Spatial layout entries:
--------------------
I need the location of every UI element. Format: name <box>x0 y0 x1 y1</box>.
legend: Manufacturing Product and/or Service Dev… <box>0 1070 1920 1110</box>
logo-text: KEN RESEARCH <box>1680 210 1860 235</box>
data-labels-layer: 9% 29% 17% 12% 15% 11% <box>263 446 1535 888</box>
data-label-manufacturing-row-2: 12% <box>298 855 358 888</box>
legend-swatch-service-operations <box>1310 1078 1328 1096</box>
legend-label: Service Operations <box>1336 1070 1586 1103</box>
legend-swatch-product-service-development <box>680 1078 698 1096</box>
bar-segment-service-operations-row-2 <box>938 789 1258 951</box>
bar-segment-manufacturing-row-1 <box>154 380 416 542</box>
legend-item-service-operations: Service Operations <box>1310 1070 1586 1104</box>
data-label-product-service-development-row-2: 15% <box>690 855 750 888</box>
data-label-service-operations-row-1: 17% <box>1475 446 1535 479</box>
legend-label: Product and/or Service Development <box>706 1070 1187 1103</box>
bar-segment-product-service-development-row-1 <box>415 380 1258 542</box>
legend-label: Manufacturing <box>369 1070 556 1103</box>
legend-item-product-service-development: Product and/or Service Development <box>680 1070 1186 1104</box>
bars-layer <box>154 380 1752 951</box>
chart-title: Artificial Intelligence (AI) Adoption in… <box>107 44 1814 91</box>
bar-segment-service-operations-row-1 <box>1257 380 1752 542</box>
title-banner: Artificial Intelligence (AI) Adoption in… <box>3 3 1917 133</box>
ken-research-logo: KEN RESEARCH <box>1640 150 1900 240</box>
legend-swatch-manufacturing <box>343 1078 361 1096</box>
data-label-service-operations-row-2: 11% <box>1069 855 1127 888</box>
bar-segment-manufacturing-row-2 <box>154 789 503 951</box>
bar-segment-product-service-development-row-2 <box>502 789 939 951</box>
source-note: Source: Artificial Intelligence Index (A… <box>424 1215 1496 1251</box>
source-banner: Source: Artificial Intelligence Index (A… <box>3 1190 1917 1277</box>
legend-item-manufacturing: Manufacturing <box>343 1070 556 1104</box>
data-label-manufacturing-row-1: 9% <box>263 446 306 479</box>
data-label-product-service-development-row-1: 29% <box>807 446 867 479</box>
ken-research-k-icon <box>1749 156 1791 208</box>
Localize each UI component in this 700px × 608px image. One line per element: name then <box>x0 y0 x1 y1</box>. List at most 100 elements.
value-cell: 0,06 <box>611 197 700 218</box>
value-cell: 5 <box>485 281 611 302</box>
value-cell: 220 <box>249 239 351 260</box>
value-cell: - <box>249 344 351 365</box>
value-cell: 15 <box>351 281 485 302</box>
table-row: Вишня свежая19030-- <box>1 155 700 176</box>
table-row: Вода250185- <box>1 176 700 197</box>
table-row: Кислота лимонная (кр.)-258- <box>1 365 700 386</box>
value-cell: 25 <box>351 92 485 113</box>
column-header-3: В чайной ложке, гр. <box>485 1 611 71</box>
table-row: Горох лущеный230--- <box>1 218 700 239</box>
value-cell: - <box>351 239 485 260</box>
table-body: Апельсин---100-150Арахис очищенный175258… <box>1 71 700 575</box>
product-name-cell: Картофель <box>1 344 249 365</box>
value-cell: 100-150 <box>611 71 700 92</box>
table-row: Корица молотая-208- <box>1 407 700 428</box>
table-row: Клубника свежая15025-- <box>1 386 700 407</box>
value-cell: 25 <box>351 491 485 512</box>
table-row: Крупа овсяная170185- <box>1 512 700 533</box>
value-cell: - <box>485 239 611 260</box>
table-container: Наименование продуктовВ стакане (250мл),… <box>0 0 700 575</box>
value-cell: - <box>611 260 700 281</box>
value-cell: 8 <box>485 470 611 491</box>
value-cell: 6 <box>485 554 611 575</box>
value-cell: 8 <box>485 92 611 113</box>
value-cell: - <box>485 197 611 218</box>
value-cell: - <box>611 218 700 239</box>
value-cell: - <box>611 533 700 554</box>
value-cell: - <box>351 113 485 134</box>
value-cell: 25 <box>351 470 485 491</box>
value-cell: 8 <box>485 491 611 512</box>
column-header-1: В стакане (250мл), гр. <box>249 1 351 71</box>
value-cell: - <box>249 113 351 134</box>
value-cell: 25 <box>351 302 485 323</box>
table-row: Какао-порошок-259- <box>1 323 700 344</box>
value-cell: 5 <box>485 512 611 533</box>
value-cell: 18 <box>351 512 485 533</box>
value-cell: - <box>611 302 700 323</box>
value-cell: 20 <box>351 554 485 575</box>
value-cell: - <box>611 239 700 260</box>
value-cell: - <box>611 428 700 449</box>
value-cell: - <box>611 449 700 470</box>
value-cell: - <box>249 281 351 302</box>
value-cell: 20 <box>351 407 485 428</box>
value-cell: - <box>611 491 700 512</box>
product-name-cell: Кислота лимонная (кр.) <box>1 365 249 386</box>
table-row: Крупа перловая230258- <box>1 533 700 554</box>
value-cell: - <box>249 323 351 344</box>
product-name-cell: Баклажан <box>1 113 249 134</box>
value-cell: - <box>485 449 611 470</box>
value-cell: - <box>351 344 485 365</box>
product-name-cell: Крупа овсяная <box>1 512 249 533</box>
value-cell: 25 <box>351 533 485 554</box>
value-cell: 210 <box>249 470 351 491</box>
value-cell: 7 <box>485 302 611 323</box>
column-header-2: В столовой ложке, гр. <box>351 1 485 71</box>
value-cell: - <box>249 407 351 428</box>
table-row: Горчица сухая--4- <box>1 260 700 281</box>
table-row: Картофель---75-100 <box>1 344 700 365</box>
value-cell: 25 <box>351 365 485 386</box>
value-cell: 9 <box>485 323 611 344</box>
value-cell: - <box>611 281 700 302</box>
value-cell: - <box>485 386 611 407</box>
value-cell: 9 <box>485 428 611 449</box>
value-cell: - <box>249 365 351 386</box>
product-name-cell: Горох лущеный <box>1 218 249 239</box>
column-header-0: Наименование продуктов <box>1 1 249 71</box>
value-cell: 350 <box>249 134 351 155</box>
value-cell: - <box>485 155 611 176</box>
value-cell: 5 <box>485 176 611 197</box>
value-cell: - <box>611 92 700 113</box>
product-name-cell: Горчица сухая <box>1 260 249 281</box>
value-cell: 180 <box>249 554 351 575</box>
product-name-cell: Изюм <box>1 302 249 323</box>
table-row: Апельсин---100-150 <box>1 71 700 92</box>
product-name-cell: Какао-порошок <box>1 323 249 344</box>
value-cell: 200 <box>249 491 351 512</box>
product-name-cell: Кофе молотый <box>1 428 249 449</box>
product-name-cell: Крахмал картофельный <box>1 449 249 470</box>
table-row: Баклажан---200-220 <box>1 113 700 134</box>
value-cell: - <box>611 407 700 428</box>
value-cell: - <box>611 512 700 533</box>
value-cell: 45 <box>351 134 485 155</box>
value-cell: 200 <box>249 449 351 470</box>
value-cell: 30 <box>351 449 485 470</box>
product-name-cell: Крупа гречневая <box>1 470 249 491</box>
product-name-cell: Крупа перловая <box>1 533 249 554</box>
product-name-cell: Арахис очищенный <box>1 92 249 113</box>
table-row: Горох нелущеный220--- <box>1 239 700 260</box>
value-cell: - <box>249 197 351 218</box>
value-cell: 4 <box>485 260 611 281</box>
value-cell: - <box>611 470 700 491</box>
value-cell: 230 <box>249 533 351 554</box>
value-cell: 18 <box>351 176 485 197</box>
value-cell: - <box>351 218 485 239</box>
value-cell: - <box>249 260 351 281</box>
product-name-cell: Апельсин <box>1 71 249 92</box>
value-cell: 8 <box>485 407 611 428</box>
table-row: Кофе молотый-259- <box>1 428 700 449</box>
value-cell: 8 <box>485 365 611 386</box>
--------------------
▸ **Written instruction**:
Reproduce all the entries above, swapping each occurrence of "value-cell" for "data-cell" and leaving everything else unchanged.

▸ **Result for this exercise**:
I need the location of every UI element. Format: name <box>x0 y0 x1 y1</box>.
legend: Manufacturing Product and/or Service Dev… <box>0 1070 1920 1110</box>
logo-text: KEN RESEARCH <box>1680 210 1860 235</box>
data-labels-layer: 9% 29% 17% 12% 15% 11% <box>263 446 1535 888</box>
data-label-manufacturing-row-2: 12% <box>298 855 358 888</box>
legend-swatch-service-operations <box>1310 1078 1328 1096</box>
legend-label: Service Operations <box>1336 1070 1586 1103</box>
legend-swatch-product-service-development <box>680 1078 698 1096</box>
bar-segment-service-operations-row-2 <box>938 789 1258 951</box>
bar-segment-manufacturing-row-1 <box>154 380 416 542</box>
legend-item-service-operations: Service Operations <box>1310 1070 1586 1104</box>
data-label-product-service-development-row-2: 15% <box>690 855 750 888</box>
data-label-service-operations-row-1: 17% <box>1475 446 1535 479</box>
legend-label: Product and/or Service Development <box>706 1070 1187 1103</box>
bar-segment-product-service-development-row-1 <box>415 380 1258 542</box>
legend-label: Manufacturing <box>369 1070 556 1103</box>
legend-item-product-service-development: Product and/or Service Development <box>680 1070 1186 1104</box>
bars-layer <box>154 380 1752 951</box>
chart-title: Artificial Intelligence (AI) Adoption in… <box>107 44 1814 91</box>
bar-segment-service-operations-row-1 <box>1257 380 1752 542</box>
title-banner: Artificial Intelligence (AI) Adoption in… <box>3 3 1917 133</box>
ken-research-logo: KEN RESEARCH <box>1640 150 1900 240</box>
legend-swatch-manufacturing <box>343 1078 361 1096</box>
data-label-service-operations-row-2: 11% <box>1069 855 1127 888</box>
bar-segment-manufacturing-row-2 <box>154 789 503 951</box>
bar-segment-product-service-development-row-2 <box>502 789 939 951</box>
source-note: Source: Artificial Intelligence Index (A… <box>424 1215 1496 1251</box>
source-banner: Source: Artificial Intelligence Index (A… <box>3 1190 1917 1277</box>
legend-item-manufacturing: Manufacturing <box>343 1070 556 1104</box>
data-label-manufacturing-row-1: 9% <box>263 446 306 479</box>
data-label-product-service-development-row-1: 29% <box>807 446 867 479</box>
ken-research-k-icon <box>1749 156 1791 208</box>
Localize each UI component in this 700px × 608px image. One line per element: name then <box>x0 y0 x1 y1</box>. List at most 100 elements.
data-cell: 0,06 <box>611 197 700 218</box>
data-cell: 5 <box>485 281 611 302</box>
data-cell: 220 <box>249 239 351 260</box>
data-cell: - <box>249 344 351 365</box>
data-cell: 15 <box>351 281 485 302</box>
table-row: Вишня свежая19030-- <box>1 155 700 176</box>
table-row: Вода250185- <box>1 176 700 197</box>
table-row: Кислота лимонная (кр.)-258- <box>1 365 700 386</box>
data-cell: 25 <box>351 92 485 113</box>
column-header-3: В чайной ложке, гр. <box>485 1 611 71</box>
table-row: Горох лущеный230--- <box>1 218 700 239</box>
data-cell: - <box>351 239 485 260</box>
table-body: Апельсин---100-150Арахис очищенный175258… <box>1 71 700 575</box>
product-name-cell: Картофель <box>1 344 249 365</box>
data-cell: 100-150 <box>611 71 700 92</box>
table-row: Корица молотая-208- <box>1 407 700 428</box>
table-row: Клубника свежая15025-- <box>1 386 700 407</box>
data-cell: 25 <box>351 491 485 512</box>
table-row: Крупа овсяная170185- <box>1 512 700 533</box>
data-cell: - <box>485 239 611 260</box>
table-container: Наименование продуктовВ стакане (250мл),… <box>0 0 700 575</box>
data-cell: - <box>611 260 700 281</box>
data-cell: 8 <box>485 470 611 491</box>
data-cell: 6 <box>485 554 611 575</box>
data-cell: 8 <box>485 92 611 113</box>
data-cell: - <box>485 197 611 218</box>
data-cell: - <box>611 218 700 239</box>
data-cell: - <box>611 533 700 554</box>
data-cell: - <box>351 113 485 134</box>
data-cell: 25 <box>351 470 485 491</box>
data-cell: 8 <box>485 491 611 512</box>
column-header-1: В стакане (250мл), гр. <box>249 1 351 71</box>
data-cell: - <box>249 113 351 134</box>
data-cell: 25 <box>351 302 485 323</box>
table-row: Какао-порошок-259- <box>1 323 700 344</box>
data-cell: 5 <box>485 512 611 533</box>
data-cell: 18 <box>351 512 485 533</box>
data-cell: - <box>611 302 700 323</box>
data-cell: 20 <box>351 554 485 575</box>
data-cell: - <box>611 239 700 260</box>
data-cell: - <box>611 428 700 449</box>
data-cell: - <box>611 449 700 470</box>
data-cell: - <box>249 281 351 302</box>
data-cell: 20 <box>351 407 485 428</box>
data-cell: - <box>611 491 700 512</box>
product-name-cell: Кислота лимонная (кр.) <box>1 365 249 386</box>
table-row: Крупа перловая230258- <box>1 533 700 554</box>
data-cell: - <box>249 323 351 344</box>
product-name-cell: Баклажан <box>1 113 249 134</box>
data-cell: - <box>485 449 611 470</box>
data-cell: - <box>351 344 485 365</box>
product-name-cell: Крупа овсяная <box>1 512 249 533</box>
data-cell: 25 <box>351 533 485 554</box>
data-cell: 210 <box>249 470 351 491</box>
data-cell: 7 <box>485 302 611 323</box>
column-header-2: В столовой ложке, гр. <box>351 1 485 71</box>
data-cell: - <box>249 407 351 428</box>
table-row: Горчица сухая--4- <box>1 260 700 281</box>
table-row: Картофель---75-100 <box>1 344 700 365</box>
data-cell: 25 <box>351 365 485 386</box>
data-cell: 9 <box>485 323 611 344</box>
data-cell: - <box>611 281 700 302</box>
data-cell: - <box>485 386 611 407</box>
data-cell: 9 <box>485 428 611 449</box>
data-cell: - <box>249 365 351 386</box>
product-name-cell: Горох лущеный <box>1 218 249 239</box>
column-header-0: Наименование продуктов <box>1 1 249 71</box>
data-cell: 350 <box>249 134 351 155</box>
data-cell: - <box>485 155 611 176</box>
data-cell: 5 <box>485 176 611 197</box>
data-cell: - <box>611 92 700 113</box>
product-name-cell: Горчица сухая <box>1 260 249 281</box>
data-cell: 180 <box>249 554 351 575</box>
product-name-cell: Изюм <box>1 302 249 323</box>
table-row: Апельсин---100-150 <box>1 71 700 92</box>
product-name-cell: Какао-порошок <box>1 323 249 344</box>
data-cell: 200 <box>249 491 351 512</box>
product-name-cell: Кофе молотый <box>1 428 249 449</box>
product-name-cell: Крахмал картофельный <box>1 449 249 470</box>
table-row: Баклажан---200-220 <box>1 113 700 134</box>
data-cell: - <box>611 407 700 428</box>
data-cell: - <box>611 512 700 533</box>
data-cell: 45 <box>351 134 485 155</box>
data-cell: 200 <box>249 449 351 470</box>
data-cell: 30 <box>351 449 485 470</box>
product-name-cell: Крупа гречневая <box>1 470 249 491</box>
product-name-cell: Крупа перловая <box>1 533 249 554</box>
product-name-cell: Арахис очищенный <box>1 92 249 113</box>
table-row: Горох нелущеный220--- <box>1 239 700 260</box>
data-cell: - <box>249 197 351 218</box>
data-cell: 4 <box>485 260 611 281</box>
data-cell: - <box>611 470 700 491</box>
data-cell: 230 <box>249 533 351 554</box>
data-cell: 18 <box>351 176 485 197</box>
data-cell: - <box>351 218 485 239</box>
data-cell: - <box>249 260 351 281</box>
product-name-cell: Апельсин <box>1 71 249 92</box>
data-cell: 8 <box>485 407 611 428</box>
table-row: Кофе молотый-259- <box>1 428 700 449</box>
data-cell: 8 <box>485 365 611 386</box>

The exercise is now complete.